Direction: Work out how many lines of the listing hold "Attributes", then state only that count.

Begin

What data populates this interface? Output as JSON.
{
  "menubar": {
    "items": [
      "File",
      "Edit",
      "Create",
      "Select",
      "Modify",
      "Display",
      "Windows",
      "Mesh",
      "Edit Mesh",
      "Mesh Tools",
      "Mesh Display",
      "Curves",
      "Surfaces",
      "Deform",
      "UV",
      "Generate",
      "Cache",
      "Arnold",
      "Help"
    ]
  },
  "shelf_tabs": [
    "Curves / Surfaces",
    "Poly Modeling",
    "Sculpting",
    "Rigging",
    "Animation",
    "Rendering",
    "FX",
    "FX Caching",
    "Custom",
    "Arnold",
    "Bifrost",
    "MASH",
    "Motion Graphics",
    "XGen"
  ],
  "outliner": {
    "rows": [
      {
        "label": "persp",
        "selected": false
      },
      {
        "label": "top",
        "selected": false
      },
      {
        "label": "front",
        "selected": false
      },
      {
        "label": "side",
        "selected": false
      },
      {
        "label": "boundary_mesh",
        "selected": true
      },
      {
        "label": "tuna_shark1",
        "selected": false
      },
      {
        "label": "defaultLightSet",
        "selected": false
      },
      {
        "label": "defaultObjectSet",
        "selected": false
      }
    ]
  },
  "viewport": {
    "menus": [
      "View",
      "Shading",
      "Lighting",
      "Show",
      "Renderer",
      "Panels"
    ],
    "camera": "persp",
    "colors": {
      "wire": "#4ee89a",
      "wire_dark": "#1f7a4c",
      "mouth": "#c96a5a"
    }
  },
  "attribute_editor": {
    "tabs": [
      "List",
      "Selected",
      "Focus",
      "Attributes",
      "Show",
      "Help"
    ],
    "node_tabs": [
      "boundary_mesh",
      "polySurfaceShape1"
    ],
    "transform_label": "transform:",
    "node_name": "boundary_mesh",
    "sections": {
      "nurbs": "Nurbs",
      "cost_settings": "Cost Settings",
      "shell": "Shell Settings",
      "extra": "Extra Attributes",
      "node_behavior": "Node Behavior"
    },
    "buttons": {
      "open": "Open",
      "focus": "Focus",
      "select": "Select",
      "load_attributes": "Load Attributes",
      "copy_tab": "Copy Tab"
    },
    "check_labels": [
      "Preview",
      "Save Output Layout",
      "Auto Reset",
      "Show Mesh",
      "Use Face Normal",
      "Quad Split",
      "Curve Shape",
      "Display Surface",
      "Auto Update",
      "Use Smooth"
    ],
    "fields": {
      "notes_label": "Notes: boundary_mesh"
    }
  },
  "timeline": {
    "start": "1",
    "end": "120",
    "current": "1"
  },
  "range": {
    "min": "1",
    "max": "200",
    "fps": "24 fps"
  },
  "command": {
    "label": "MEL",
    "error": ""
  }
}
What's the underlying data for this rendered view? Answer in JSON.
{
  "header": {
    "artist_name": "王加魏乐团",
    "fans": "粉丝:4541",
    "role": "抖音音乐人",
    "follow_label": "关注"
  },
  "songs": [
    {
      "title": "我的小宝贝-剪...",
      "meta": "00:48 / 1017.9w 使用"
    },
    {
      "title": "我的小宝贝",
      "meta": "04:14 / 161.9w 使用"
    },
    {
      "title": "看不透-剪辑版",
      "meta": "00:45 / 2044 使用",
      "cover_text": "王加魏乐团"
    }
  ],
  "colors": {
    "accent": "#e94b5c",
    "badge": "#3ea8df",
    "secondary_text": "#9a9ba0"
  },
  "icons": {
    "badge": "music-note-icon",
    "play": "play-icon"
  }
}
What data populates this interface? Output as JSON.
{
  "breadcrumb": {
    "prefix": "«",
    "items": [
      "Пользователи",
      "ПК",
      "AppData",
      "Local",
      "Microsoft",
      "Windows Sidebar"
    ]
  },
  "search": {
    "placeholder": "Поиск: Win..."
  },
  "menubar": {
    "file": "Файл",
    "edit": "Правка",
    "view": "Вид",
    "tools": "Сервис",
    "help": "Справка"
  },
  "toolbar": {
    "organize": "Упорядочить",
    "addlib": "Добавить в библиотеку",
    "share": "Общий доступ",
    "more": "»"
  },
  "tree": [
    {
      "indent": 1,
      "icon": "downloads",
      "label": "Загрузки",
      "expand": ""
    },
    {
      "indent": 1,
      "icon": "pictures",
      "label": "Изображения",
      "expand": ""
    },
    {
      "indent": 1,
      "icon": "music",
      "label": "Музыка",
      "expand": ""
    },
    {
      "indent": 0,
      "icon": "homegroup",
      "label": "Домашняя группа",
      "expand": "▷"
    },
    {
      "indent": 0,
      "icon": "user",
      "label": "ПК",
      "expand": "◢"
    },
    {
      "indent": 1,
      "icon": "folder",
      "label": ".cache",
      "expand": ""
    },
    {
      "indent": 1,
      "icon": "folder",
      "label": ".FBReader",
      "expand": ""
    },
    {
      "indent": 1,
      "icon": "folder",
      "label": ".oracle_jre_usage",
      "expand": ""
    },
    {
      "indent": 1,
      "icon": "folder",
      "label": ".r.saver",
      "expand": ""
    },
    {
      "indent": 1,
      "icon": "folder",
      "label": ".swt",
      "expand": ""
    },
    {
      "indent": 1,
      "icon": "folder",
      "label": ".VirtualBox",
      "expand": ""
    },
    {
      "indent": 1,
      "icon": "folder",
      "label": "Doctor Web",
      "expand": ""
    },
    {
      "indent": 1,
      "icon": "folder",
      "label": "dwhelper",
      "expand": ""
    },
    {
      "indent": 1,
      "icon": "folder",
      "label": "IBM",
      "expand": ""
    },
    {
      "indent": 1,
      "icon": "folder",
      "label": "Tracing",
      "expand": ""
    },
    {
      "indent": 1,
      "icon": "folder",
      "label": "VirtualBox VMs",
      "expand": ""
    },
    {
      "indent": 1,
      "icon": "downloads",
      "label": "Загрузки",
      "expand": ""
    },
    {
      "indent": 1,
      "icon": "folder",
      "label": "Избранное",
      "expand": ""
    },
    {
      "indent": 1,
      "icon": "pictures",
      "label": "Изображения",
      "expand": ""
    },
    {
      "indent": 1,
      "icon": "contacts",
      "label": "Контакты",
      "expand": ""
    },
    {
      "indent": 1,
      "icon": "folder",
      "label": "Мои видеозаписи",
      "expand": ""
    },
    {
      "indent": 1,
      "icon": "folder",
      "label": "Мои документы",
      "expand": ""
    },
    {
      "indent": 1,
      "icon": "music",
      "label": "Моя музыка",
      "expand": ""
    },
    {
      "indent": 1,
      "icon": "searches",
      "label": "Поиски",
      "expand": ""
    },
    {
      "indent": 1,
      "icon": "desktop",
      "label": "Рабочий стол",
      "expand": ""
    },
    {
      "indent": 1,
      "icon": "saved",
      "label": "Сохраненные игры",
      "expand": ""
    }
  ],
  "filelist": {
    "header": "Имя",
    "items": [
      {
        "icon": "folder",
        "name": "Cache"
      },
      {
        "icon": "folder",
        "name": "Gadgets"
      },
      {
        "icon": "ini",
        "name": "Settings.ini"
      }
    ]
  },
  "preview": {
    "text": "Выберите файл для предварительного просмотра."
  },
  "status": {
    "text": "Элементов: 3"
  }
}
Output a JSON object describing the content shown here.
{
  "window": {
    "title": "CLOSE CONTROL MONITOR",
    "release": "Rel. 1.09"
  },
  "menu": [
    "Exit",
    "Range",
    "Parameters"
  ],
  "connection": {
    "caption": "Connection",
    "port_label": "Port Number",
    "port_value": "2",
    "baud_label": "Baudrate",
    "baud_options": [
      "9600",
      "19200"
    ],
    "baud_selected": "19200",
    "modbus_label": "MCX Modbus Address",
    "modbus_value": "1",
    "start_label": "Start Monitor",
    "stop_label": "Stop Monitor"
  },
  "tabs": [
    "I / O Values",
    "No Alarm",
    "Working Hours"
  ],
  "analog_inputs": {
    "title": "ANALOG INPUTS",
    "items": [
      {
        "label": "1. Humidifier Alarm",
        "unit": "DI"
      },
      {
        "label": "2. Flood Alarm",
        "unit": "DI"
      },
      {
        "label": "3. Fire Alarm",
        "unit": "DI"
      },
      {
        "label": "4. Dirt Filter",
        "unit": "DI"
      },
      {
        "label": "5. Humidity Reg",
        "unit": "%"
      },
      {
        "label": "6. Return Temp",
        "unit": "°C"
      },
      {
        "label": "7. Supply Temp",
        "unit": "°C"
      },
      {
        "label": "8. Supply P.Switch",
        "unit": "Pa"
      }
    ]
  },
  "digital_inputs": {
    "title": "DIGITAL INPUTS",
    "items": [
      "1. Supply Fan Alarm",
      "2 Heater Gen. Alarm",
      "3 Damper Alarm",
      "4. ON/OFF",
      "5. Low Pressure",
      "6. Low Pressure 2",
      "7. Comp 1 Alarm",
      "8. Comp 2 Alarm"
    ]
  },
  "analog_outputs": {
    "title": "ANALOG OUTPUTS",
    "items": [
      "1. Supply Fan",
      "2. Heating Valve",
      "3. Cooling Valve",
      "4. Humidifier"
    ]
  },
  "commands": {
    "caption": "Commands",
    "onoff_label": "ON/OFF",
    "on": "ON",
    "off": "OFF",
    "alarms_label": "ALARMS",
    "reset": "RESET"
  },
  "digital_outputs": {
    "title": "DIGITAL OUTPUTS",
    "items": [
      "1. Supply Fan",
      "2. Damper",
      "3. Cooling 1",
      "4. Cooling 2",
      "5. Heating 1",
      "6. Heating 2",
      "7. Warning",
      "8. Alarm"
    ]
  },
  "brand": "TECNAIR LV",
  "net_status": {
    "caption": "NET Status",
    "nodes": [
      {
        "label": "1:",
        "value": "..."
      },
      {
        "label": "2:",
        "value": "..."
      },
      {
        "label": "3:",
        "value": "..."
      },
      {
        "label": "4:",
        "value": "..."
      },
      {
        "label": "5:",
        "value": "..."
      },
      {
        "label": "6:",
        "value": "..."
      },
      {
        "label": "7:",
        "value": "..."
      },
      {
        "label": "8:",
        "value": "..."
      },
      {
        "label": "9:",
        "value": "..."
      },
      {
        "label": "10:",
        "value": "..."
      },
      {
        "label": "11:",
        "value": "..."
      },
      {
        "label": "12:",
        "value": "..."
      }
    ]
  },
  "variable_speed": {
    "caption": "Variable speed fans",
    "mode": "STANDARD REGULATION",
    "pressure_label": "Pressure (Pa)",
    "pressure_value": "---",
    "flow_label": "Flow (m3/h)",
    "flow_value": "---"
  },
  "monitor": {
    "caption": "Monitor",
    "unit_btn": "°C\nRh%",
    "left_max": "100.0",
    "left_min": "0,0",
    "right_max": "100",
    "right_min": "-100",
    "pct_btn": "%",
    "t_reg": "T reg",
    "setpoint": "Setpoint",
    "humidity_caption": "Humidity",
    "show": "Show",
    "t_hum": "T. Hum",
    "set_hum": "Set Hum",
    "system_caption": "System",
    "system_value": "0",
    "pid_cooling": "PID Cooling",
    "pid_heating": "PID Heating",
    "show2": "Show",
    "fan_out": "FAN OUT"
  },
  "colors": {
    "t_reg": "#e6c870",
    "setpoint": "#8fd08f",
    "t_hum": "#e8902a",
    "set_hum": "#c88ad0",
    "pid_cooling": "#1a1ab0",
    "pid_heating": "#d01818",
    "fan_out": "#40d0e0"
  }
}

End

Task response: 3